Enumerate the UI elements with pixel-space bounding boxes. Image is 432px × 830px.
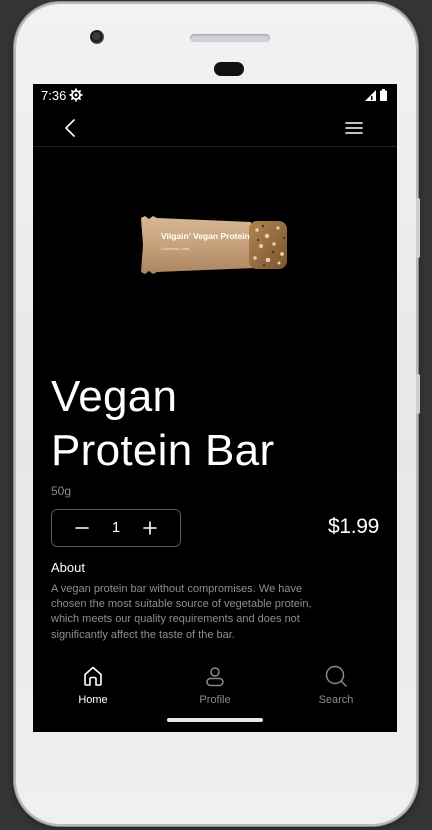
about-heading: About xyxy=(51,560,85,575)
product-title: Vegan Protein Bar xyxy=(51,370,381,478)
signal-icon xyxy=(365,89,376,101)
status-bar: 7:36 xyxy=(33,84,397,108)
status-icons xyxy=(365,89,387,101)
about-text: A vegan protein bar without compromises.… xyxy=(51,583,312,641)
earpiece xyxy=(214,62,244,76)
product-image: Vilgain’ Vegan Protein Cinnamon Latte xyxy=(141,216,287,274)
front-camera xyxy=(90,30,104,44)
nav-item-search[interactable]: Search xyxy=(296,664,376,706)
nav-label-home: Home xyxy=(78,694,108,706)
minus-icon[interactable] xyxy=(72,518,92,538)
svg-text:Vilgain’ Vegan Protein: Vilgain’ Vegan Protein xyxy=(161,231,250,241)
volume-button xyxy=(416,198,420,258)
hamburger-menu-icon[interactable] xyxy=(345,120,363,136)
nav-item-home[interactable]: Home xyxy=(53,664,133,706)
quantity-value: 1 xyxy=(111,519,121,536)
home-indicator[interactable] xyxy=(167,718,263,722)
nav-item-profile[interactable]: Profile xyxy=(175,664,255,706)
back-arrow-icon[interactable] xyxy=(61,118,81,138)
profile-icon xyxy=(206,667,224,687)
search-icon xyxy=(325,665,347,687)
settings-gear-icon xyxy=(69,88,83,102)
product-title-line-2: Protein Bar xyxy=(51,426,275,475)
quantity-stepper: 1 xyxy=(51,509,181,547)
product-price: $1.99 xyxy=(327,515,379,538)
nav-label-profile: Profile xyxy=(199,694,231,706)
nav-label-search: Search xyxy=(318,694,354,706)
status-time: 7:36 xyxy=(41,88,67,103)
app-screen: 7:36 Vilgain’ Vegan Protein Cinnamon Lat… xyxy=(33,84,397,732)
package-brand: Vilgain xyxy=(161,231,189,241)
package-flavor: Cinnamon Latte xyxy=(161,246,190,251)
home-icon xyxy=(84,666,102,686)
plus-icon[interactable] xyxy=(140,518,160,538)
battery-icon xyxy=(380,89,387,101)
app-bar xyxy=(33,108,397,147)
package-name: Vegan Protein xyxy=(193,231,250,241)
power-button xyxy=(416,374,420,414)
product-title-line-1: Vegan xyxy=(51,372,178,421)
product-weight: 50g xyxy=(51,484,72,498)
speaker-grill xyxy=(190,34,270,42)
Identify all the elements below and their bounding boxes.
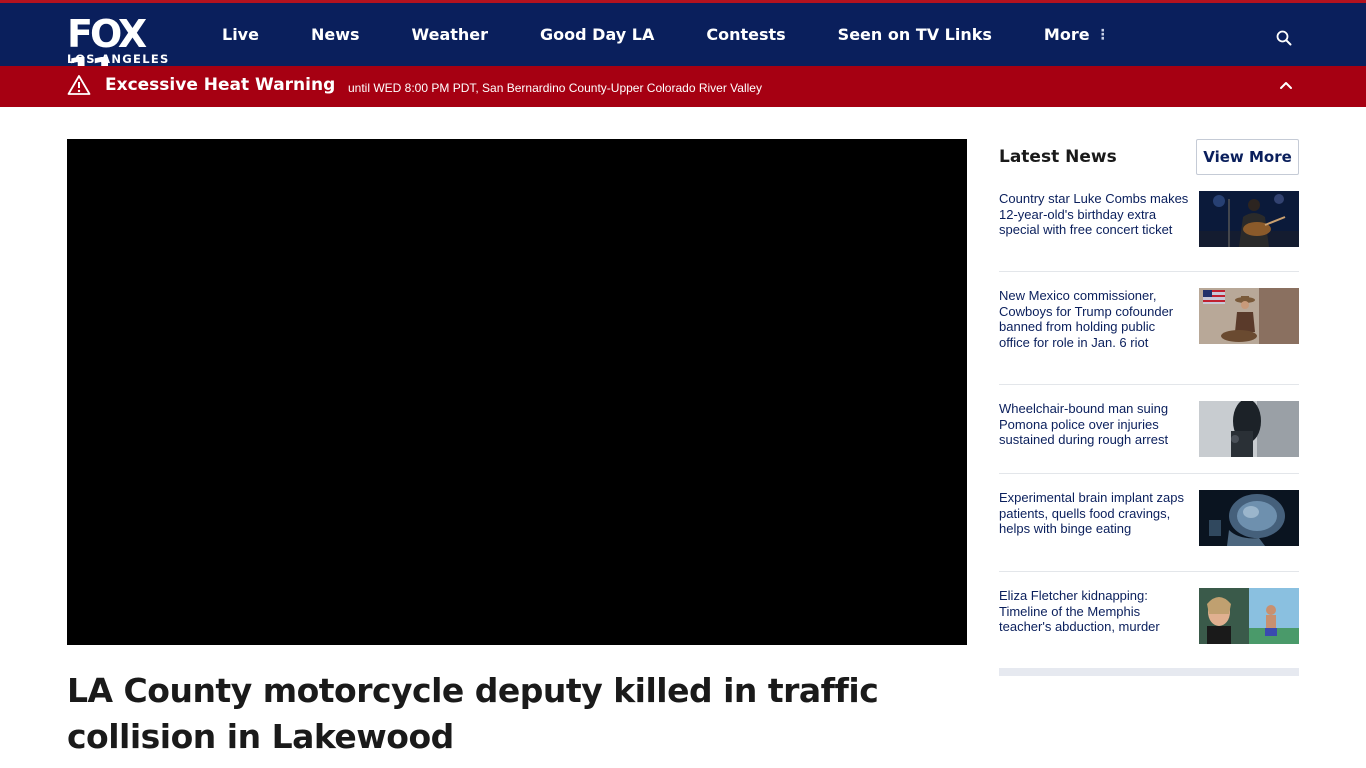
view-more-button[interactable]: View More [1196,139,1299,175]
news-thumbnail[interactable] [1199,490,1299,546]
alert-description: until WED 8:00 PM PDT, San Bernardino Co… [348,81,762,95]
nav-item-live[interactable]: Live [222,25,259,44]
divider [999,473,1299,474]
news-item-title[interactable]: Eliza Fletcher kidnapping: Timeline of t… [999,588,1189,635]
news-item-title[interactable]: New Mexico commissioner, Cowboys for Tru… [999,288,1189,351]
news-thumbnail[interactable] [1199,191,1299,247]
news-thumbnail[interactable] [1199,401,1299,457]
divider [999,384,1299,385]
vertical-dots-icon: ⋮ [1095,26,1110,43]
fox11-logo[interactable]: FOX 11 LOS ANGELES [67,15,185,91]
nav-item-good-day-la[interactable]: Good Day LA [540,25,654,44]
main-nav: Live News Weather Good Day LA Contests S… [222,3,1162,66]
sidebar-footer-bar [999,668,1299,676]
nav-item-more[interactable]: More ⋮ [1044,25,1110,44]
search-icon[interactable] [1276,30,1296,50]
divider [999,571,1299,572]
warning-triangle-icon [67,74,91,96]
weather-alert-bar: Excessive Heat Warning until WED 8:00 PM… [0,66,1366,107]
nav-more-label: More [1043,25,1090,44]
news-thumbnail[interactable] [1199,288,1299,344]
latest-news-sidebar: Latest News View More Country star Luke … [999,139,1299,676]
video-player[interactable] [67,139,967,645]
sidebar-title: Latest News [999,147,1117,167]
nav-item-weather[interactable]: Weather [412,25,489,44]
nav-item-seen-on-tv-links[interactable]: Seen on TV Links [838,25,992,44]
divider [999,271,1299,272]
alert-title[interactable]: Excessive Heat Warning [105,75,335,95]
news-item-title[interactable]: Wheelchair-bound man suing Pomona police… [999,401,1189,448]
nav-item-news[interactable]: News [311,25,360,44]
nav-item-contests[interactable]: Contests [706,25,785,44]
news-item-title[interactable]: Experimental brain implant zaps patients… [999,490,1189,537]
news-item-title[interactable]: Country star Luke Combs makes 12-year-ol… [999,191,1189,238]
news-thumbnail[interactable] [1199,588,1299,644]
logo-sub-text: LOS ANGELES [67,52,170,66]
chevron-up-icon[interactable] [1278,78,1294,92]
sidebar-header: Latest News View More [999,139,1299,191]
article-headline: LA County motorcycle deputy killed in tr… [67,671,879,756]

▬▬▬

*WHAT YOU WILL DO*.
Return the records above in their entirety, word for word, with the pictures removed.

*SOLUTION FOR THIS PROBLEM*.
Enumerate the UI elements with pixel-space bounding boxes. Image is 432px × 830px.
about-heading: About xyxy=(51,560,85,575)
product-title: Vegan Protein Bar xyxy=(51,370,381,478)
signal-icon xyxy=(365,89,376,101)
status-bar: 7:36 xyxy=(33,84,397,108)
status-icons xyxy=(365,89,387,101)
about-text: A vegan protein bar without compromises.… xyxy=(51,583,312,641)
earpiece xyxy=(214,62,244,76)
product-image: Vilgain’ Vegan Protein Cinnamon Latte xyxy=(141,216,287,274)
front-camera xyxy=(90,30,104,44)
nav-item-search[interactable]: Search xyxy=(296,664,376,706)
nav-label-home: Home xyxy=(78,694,108,706)
minus-icon[interactable] xyxy=(72,518,92,538)
svg-text:Vilgain’ Vegan Protein: Vilgain’ Vegan Protein xyxy=(161,231,250,241)
volume-button xyxy=(416,198,420,258)
hamburger-menu-icon[interactable] xyxy=(345,120,363,136)
nav-item-home[interactable]: Home xyxy=(53,664,133,706)
quantity-value: 1 xyxy=(111,519,121,536)
home-indicator[interactable] xyxy=(167,718,263,722)
nav-item-profile[interactable]: Profile xyxy=(175,664,255,706)
back-arrow-icon[interactable] xyxy=(61,118,81,138)
profile-icon xyxy=(206,667,224,687)
search-icon xyxy=(325,665,347,687)
settings-gear-icon xyxy=(69,88,83,102)
product-title-line-2: Protein Bar xyxy=(51,426,275,475)
quantity-stepper: 1 xyxy=(51,509,181,547)
product-price: $1.99 xyxy=(327,515,379,538)
nav-label-profile: Profile xyxy=(199,694,231,706)
nav-label-search: Search xyxy=(318,694,354,706)
status-time: 7:36 xyxy=(41,88,67,103)
app-screen: 7:36 Vilgain’ Vegan Protein Cinnamon Lat… xyxy=(33,84,397,732)
package-brand: Vilgain xyxy=(161,231,189,241)
package-flavor: Cinnamon Latte xyxy=(161,246,190,251)
home-icon xyxy=(84,666,102,686)
plus-icon[interactable] xyxy=(140,518,160,538)
battery-icon xyxy=(380,89,387,101)
app-bar xyxy=(33,108,397,147)
package-name: Vegan Protein xyxy=(193,231,250,241)
power-button xyxy=(416,374,420,414)
product-title-line-1: Vegan xyxy=(51,372,178,421)
product-weight: 50g xyxy=(51,484,72,498)
speaker-grill xyxy=(190,34,270,42)
Identify all the elements below and their bounding boxes.
view-more-button[interactable]: View More [1196,139,1299,175]
news-thumbnail[interactable] [1199,490,1299,546]
alert-description: until WED 8:00 PM PDT, San Bernardino Co… [348,81,762,95]
nav-item-live[interactable]: Live [222,25,259,44]
divider [999,473,1299,474]
news-item-title[interactable]: Eliza Fletcher kidnapping: Timeline of t… [999,588,1189,635]
news-item-title[interactable]: New Mexico commissioner, Cowboys for Tru… [999,288,1189,351]
news-thumbnail[interactable] [1199,191,1299,247]
news-thumbnail[interactable] [1199,401,1299,457]
divider [999,384,1299,385]
vertical-dots-icon: ⋮ [1095,26,1110,43]
fox11-logo[interactable]: FOX 11 LOS ANGELES [67,15,185,91]
nav-item-good-day-la[interactable]: Good Day LA [540,25,654,44]
main-nav: Live News Weather Good Day LA Contests S… [222,3,1162,66]
sidebar-footer-bar [999,668,1299,676]
nav-item-more[interactable]: More ⋮ [1044,25,1110,44]
search-icon[interactable] [1276,30,1296,50]
divider [999,571,1299,572]
warning-triangle-icon [67,74,91,96]
weather-alert-bar: Excessive Heat Warning until WED 8:00 PM… [0,66,1366,107]
nav-more-label: More [1043,25,1090,44]
news-thumbnail[interactable] [1199,288,1299,344]
latest-news-sidebar: Latest News View More Country star Luke … [999,139,1299,676]
video-player[interactable] [67,139,967,645]
sidebar-title: Latest News [999,147,1117,167]
nav-item-weather[interactable]: Weather [412,25,489,44]
nav-item-seen-on-tv-links[interactable]: Seen on TV Links [838,25,992,44]
divider [999,271,1299,272]
alert-title[interactable]: Excessive Heat Warning [105,75,335,95]
news-item-title[interactable]: Wheelchair-bound man suing Pomona police… [999,401,1189,448]
nav-item-news[interactable]: News [311,25,360,44]
nav-item-contests[interactable]: Contests [706,25,785,44]
news-item-title[interactable]: Experimental brain implant zaps patients… [999,490,1189,537]
news-item-title[interactable]: Country star Luke Combs makes 12-year-ol… [999,191,1189,238]
news-thumbnail[interactable] [1199,588,1299,644]
logo-sub-text: LOS ANGELES [67,52,170,66]
chevron-up-icon[interactable] [1278,78,1294,92]
sidebar-header: Latest News View More [999,139,1299,191]
article-headline: LA County motorcycle deputy killed in tr… [67,671,879,756]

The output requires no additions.